(Collected data)
╔══

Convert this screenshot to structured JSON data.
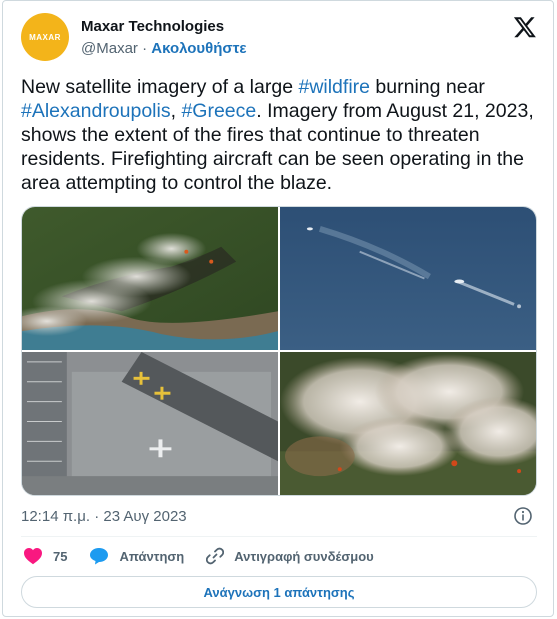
{
  "author": {
    "name": "Maxar Technologies",
    "handle": "@Maxar",
    "separator": " · ",
    "follow_label": "Ακολουθήστε",
    "avatar_text": "MAXAR"
  },
  "tweet": {
    "segments": [
      {
        "text": "New satellite imagery of a large ",
        "tag": false
      },
      {
        "text": "#wildfire",
        "tag": true
      },
      {
        "text": " burning near ",
        "tag": false
      },
      {
        "text": "#Alexandroupolis",
        "tag": true
      },
      {
        "text": ", ",
        "tag": false
      },
      {
        "text": "#Greece",
        "tag": true
      },
      {
        "text": ". Imagery from August 21, 2023, shows the extent of the fires that continue to threaten residents. Firefighting aircraft can be seen operating in the area attempting to control the blaze.",
        "tag": false
      }
    ]
  },
  "media": {
    "images": [
      {
        "name": "wildfire-coast-image"
      },
      {
        "name": "aircraft-over-sea-image"
      },
      {
        "name": "airport-aircraft-image"
      },
      {
        "name": "fire-smoke-closeup-image"
      }
    ]
  },
  "meta": {
    "timestamp": "12:14 π.μ. · 23 Αυγ 2023"
  },
  "actions": {
    "like_count": "75",
    "reply_label": "Απάντηση",
    "copy_link_label": "Αντιγραφή συνδέσμου"
  },
  "read_replies_label": "Ανάγνωση 1 απάντησης",
  "colors": {
    "link": "#1d73ba",
    "heart": "#f91880",
    "reply_bubble": "#1d9bf0",
    "avatar": "#f3b41a"
  }
}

╚══

- _Directive_
Copy each line of the records that contains the word "name".

- _Correct answer_
    "name": "Maxar Technologies",
        "name": "wildfire-coast-image"
        "name": "aircraft-over-sea-image"
        "name": "airport-aircraft-image"
        "name": "fire-smoke-closeup-image"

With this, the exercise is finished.